>> Begin Records for processing

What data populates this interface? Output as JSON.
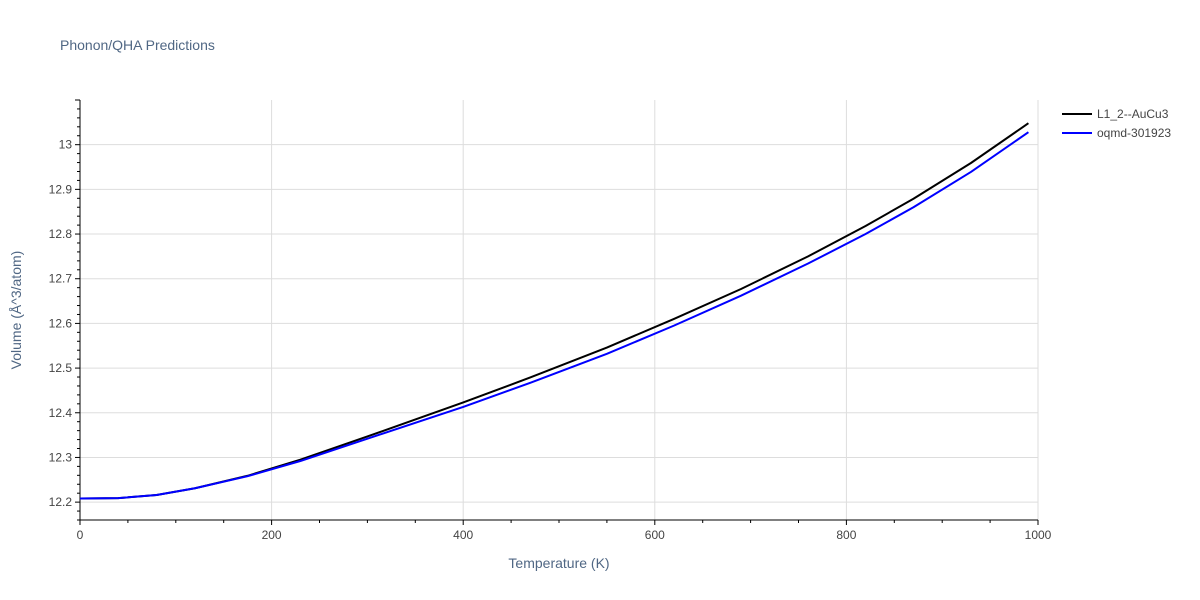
{
  "chart_data": {
    "type": "line",
    "title": "Phonon/QHA Predictions",
    "xlabel": "Temperature (K)",
    "ylabel": "Volume (Å^3/atom)",
    "xlim": [
      0,
      1000
    ],
    "ylim": [
      12.16,
      13.1
    ],
    "x_ticks": [
      0,
      200,
      400,
      600,
      800,
      1000
    ],
    "y_ticks": [
      12.2,
      12.3,
      12.4,
      12.5,
      12.6,
      12.7,
      12.8,
      12.9,
      13
    ],
    "grid": true,
    "legend_position": "top-right",
    "series": [
      {
        "name": "L1_2--AuCu3",
        "color": "#000000",
        "x": [
          0,
          40,
          80,
          120,
          175,
          230,
          300,
          400,
          470,
          550,
          620,
          690,
          760,
          820,
          870,
          930,
          990
        ],
        "y": [
          12.208,
          12.209,
          12.216,
          12.231,
          12.259,
          12.295,
          12.347,
          12.423,
          12.479,
          12.546,
          12.61,
          12.677,
          12.75,
          12.818,
          12.879,
          12.959,
          13.048
        ]
      },
      {
        "name": "oqmd-301923",
        "color": "#0000ff",
        "x": [
          0,
          40,
          80,
          120,
          175,
          230,
          300,
          400,
          470,
          550,
          620,
          690,
          760,
          820,
          870,
          930,
          990
        ],
        "y": [
          12.208,
          12.209,
          12.216,
          12.231,
          12.258,
          12.292,
          12.342,
          12.413,
          12.467,
          12.532,
          12.595,
          12.662,
          12.734,
          12.8,
          12.86,
          12.939,
          13.028
        ]
      }
    ]
  }
}
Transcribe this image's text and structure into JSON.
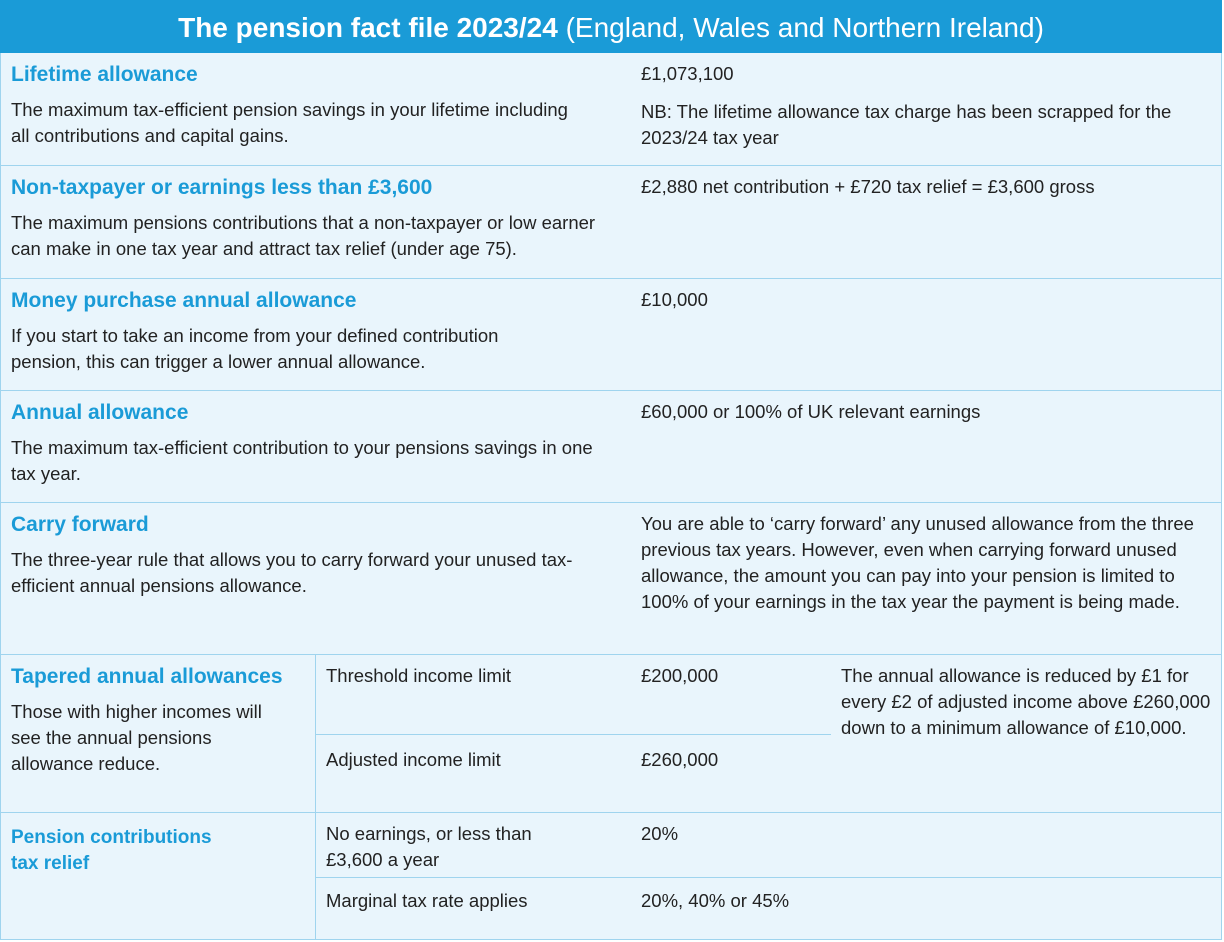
{
  "header": {
    "title": "The pension fact file 2023/24",
    "subtitle": "(England, Wales and Northern Ireland)"
  },
  "rows": [
    {
      "heading": "Lifetime allowance",
      "description": "The maximum tax-efficient pension savings in your lifetime including all contributions and capital gains.",
      "value": "£1,073,100",
      "note": "NB: The lifetime allowance tax charge has been scrapped for the 2023/24 tax year"
    },
    {
      "heading": "Non-taxpayer or earnings less than £3,600",
      "description": "The maximum pensions contributions that a non-taxpayer or low earner can make in one tax year and attract tax relief (under age 75).",
      "value": "£2,880 net contribution + £720 tax relief = £3,600 gross"
    },
    {
      "heading": "Money purchase annual allowance",
      "description": "If you start to take an income from your defined contribution pension, this can trigger a lower annual allowance.",
      "value": "£10,000"
    },
    {
      "heading": "Annual allowance",
      "description": "The maximum tax-efficient contribution to your pensions savings in one tax year.",
      "value": "£60,000 or 100% of UK relevant earnings"
    },
    {
      "heading": "Carry forward",
      "description": "The three-year rule that allows you to carry forward your unused tax-efficient annual pensions allowance.",
      "value": "You are able to ‘carry forward’ any unused allowance from the three previous tax years. However, even when carrying forward unused allowance, the amount you can pay into your pension is limited to 100% of your earnings in the tax year the payment is being made."
    }
  ],
  "tapered": {
    "heading": "Tapered annual allowances",
    "description": "Those with higher incomes will see the annual pensions allowance reduce.",
    "limits": [
      {
        "label": "Threshold income limit",
        "value": "£200,000"
      },
      {
        "label": "Adjusted income limit",
        "value": "£260,000"
      }
    ],
    "note": "The annual allowance is reduced by £1 for every £2 of adjusted income above £260,000 down to a minimum allowance of £10,000."
  },
  "relief": {
    "heading": "Pension contributions tax relief",
    "rows": [
      {
        "label": "No earnings, or less than £3,600 a year",
        "value": "20%"
      },
      {
        "label": "Marginal tax rate applies",
        "value": "20%, 40% or 45%"
      }
    ]
  }
}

>> End Records for processing

Written request:
Quote the entries in full. Any image among them is to be omitted from the copy.

Solution to this task:
What data populates this interface? Output as JSON.
{
  "chart_data": {
    "type": "line",
    "title": "Phonon/QHA Predictions",
    "xlabel": "Temperature (K)",
    "ylabel": "Volume (Å^3/atom)",
    "xlim": [
      0,
      1000
    ],
    "ylim": [
      12.16,
      13.1
    ],
    "x_ticks": [
      0,
      200,
      400,
      600,
      800,
      1000
    ],
    "y_ticks": [
      12.2,
      12.3,
      12.4,
      12.5,
      12.6,
      12.7,
      12.8,
      12.9,
      13
    ],
    "grid": true,
    "legend_position": "top-right",
    "series": [
      {
        "name": "L1_2--AuCu3",
        "color": "#000000",
        "x": [
          0,
          40,
          80,
          120,
          175,
          230,
          300,
          400,
          470,
          550,
          620,
          690,
          760,
          820,
          870,
          930,
          990
        ],
        "y": [
          12.208,
          12.209,
          12.216,
          12.231,
          12.259,
          12.295,
          12.347,
          12.423,
          12.479,
          12.546,
          12.61,
          12.677,
          12.75,
          12.818,
          12.879,
          12.959,
          13.048
        ]
      },
      {
        "name": "oqmd-301923",
        "color": "#0000ff",
        "x": [
          0,
          40,
          80,
          120,
          175,
          230,
          300,
          400,
          470,
          550,
          620,
          690,
          760,
          820,
          870,
          930,
          990
        ],
        "y": [
          12.208,
          12.209,
          12.216,
          12.231,
          12.258,
          12.292,
          12.342,
          12.413,
          12.467,
          12.532,
          12.595,
          12.662,
          12.734,
          12.8,
          12.86,
          12.939,
          13.028
        ]
      }
    ]
  }
}
Transcribe this image's text and structure into JSON.
{
  "header": {
    "title": "The pension fact file 2023/24",
    "subtitle": "(England, Wales and Northern Ireland)"
  },
  "rows": [
    {
      "heading": "Lifetime allowance",
      "description": "The maximum tax-efficient pension savings in your lifetime including all contributions and capital gains.",
      "value": "£1,073,100",
      "note": "NB: The lifetime allowance tax charge has been scrapped for the 2023/24 tax year"
    },
    {
      "heading": "Non-taxpayer or earnings less than £3,600",
      "description": "The maximum pensions contributions that a non-taxpayer or low earner can make in one tax year and attract tax relief (under age 75).",
      "value": "£2,880 net contribution + £720 tax relief = £3,600 gross"
    },
    {
      "heading": "Money purchase annual allowance",
      "description": "If you start to take an income from your defined contribution pension, this can trigger a lower annual allowance.",
      "value": "£10,000"
    },
    {
      "heading": "Annual allowance",
      "description": "The maximum tax-efficient contribution to your pensions savings in one tax year.",
      "value": "£60,000 or 100% of UK relevant earnings"
    },
    {
      "heading": "Carry forward",
      "description": "The three-year rule that allows you to carry forward your unused tax-efficient annual pensions allowance.",
      "value": "You are able to ‘carry forward’ any unused allowance from the three previous tax years. However, even when carrying forward unused allowance, the amount you can pay into your pension is limited to 100% of your earnings in the tax year the payment is being made."
    }
  ],
  "tapered": {
    "heading": "Tapered annual allowances",
    "description": "Those with higher incomes will see the annual pensions allowance reduce.",
    "limits": [
      {
        "label": "Threshold income limit",
        "value": "£200,000"
      },
      {
        "label": "Adjusted income limit",
        "value": "£260,000"
      }
    ],
    "note": "The annual allowance is reduced by £1 for every £2 of adjusted income above £260,000 down to a minimum allowance of £10,000."
  },
  "relief": {
    "heading": "Pension contributions tax relief",
    "rows": [
      {
        "label": "No earnings, or less than £3,600 a year",
        "value": "20%"
      },
      {
        "label": "Marginal tax rate applies",
        "value": "20%, 40% or 45%"
      }
    ]
  }
}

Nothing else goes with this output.